• DIRECTIONS FOR THIS TASK
Print exactly the lines from the line with "Extract the structured" to the last line of the data, please, both included.

• RECORDS TO USE
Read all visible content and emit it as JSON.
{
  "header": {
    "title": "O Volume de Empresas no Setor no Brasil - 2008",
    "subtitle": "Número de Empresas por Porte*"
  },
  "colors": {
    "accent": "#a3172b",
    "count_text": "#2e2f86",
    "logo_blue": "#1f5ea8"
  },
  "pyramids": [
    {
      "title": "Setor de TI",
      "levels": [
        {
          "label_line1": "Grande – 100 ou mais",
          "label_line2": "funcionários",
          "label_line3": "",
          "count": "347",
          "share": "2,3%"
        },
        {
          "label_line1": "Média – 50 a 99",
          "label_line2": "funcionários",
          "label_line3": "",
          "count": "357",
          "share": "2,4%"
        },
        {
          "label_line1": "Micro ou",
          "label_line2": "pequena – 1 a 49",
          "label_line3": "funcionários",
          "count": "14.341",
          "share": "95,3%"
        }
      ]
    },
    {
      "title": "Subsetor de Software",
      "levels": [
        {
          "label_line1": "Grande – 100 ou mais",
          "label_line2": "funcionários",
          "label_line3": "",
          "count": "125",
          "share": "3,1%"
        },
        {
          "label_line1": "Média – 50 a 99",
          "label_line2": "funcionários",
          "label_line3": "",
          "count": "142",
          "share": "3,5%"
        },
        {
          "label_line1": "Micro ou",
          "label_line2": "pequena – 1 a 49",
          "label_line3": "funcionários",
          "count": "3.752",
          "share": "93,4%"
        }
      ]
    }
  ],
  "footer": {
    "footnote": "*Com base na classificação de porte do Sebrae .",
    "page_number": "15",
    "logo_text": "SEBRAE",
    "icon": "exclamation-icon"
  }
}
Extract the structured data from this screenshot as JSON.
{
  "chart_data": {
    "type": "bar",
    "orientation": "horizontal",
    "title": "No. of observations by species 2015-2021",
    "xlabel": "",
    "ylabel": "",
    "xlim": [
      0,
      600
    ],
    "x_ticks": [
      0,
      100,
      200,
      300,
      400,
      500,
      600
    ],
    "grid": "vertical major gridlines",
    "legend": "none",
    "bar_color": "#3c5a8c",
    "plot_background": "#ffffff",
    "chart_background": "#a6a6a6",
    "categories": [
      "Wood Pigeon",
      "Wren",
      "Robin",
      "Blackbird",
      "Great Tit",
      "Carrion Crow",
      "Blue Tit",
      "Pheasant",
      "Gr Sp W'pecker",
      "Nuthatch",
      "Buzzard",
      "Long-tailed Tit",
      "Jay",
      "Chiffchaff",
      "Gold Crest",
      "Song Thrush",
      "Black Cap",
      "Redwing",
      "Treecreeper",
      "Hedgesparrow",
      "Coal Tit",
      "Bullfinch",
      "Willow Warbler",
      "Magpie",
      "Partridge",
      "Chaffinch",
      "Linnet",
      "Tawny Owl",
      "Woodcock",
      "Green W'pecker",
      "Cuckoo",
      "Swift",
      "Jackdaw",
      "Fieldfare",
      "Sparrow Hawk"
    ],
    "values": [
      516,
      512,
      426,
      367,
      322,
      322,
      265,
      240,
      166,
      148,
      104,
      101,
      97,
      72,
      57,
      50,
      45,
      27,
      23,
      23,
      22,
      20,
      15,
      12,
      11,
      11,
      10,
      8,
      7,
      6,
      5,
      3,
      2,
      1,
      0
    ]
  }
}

• PROBLEM SOLUTION
Extract the structured data from this screenshot as JSON.
{
  "chart_data": {
    "type": "bar",
    "orientation": "horizontal",
    "title": "No. of observations by species 2015-2021",
    "xlabel": "",
    "ylabel": "",
    "xlim": [
      0,
      600
    ],
    "x_ticks": [
      0,
      100,
      200,
      300,
      400,
      500,
      600
    ],
    "grid": "vertical major gridlines",
    "legend": "none",
    "bar_color": "#3c5a8c",
    "plot_background": "#ffffff",
    "chart_background": "#a6a6a6",
    "categories": [
      "Wood Pigeon",
      "Wren",
      "Robin",
      "Blackbird",
      "Great Tit",
      "Carrion Crow",
      "Blue Tit",
      "Pheasant",
      "Gr Sp W'pecker",
      "Nuthatch",
      "Buzzard",
      "Long-tailed Tit",
      "Jay",
      "Chiffchaff",
      "Gold Crest",
      "Song Thrush",
      "Black Cap",
      "Redwing",
      "Treecreeper",
      "Hedgesparrow",
      "Coal Tit",
      "Bullfinch",
      "Willow Warbler",
      "Magpie",
      "Partridge",
      "Chaffinch",
      "Linnet",
      "Tawny Owl",
      "Woodcock",
      "Green W'pecker",
      "Cuckoo",
      "Swift",
      "Jackdaw",
      "Fieldfare",
      "Sparrow Hawk"
    ],
    "values": [
      516,
      512,
      426,
      367,
      322,
      322,
      265,
      240,
      166,
      148,
      104,
      101,
      97,
      72,
      57,
      50,
      45,
      27,
      23,
      23,
      22,
      20,
      15,
      12,
      11,
      11,
      10,
      8,
      7,
      6,
      5,
      3,
      2,
      1,
      0
    ]
  }
}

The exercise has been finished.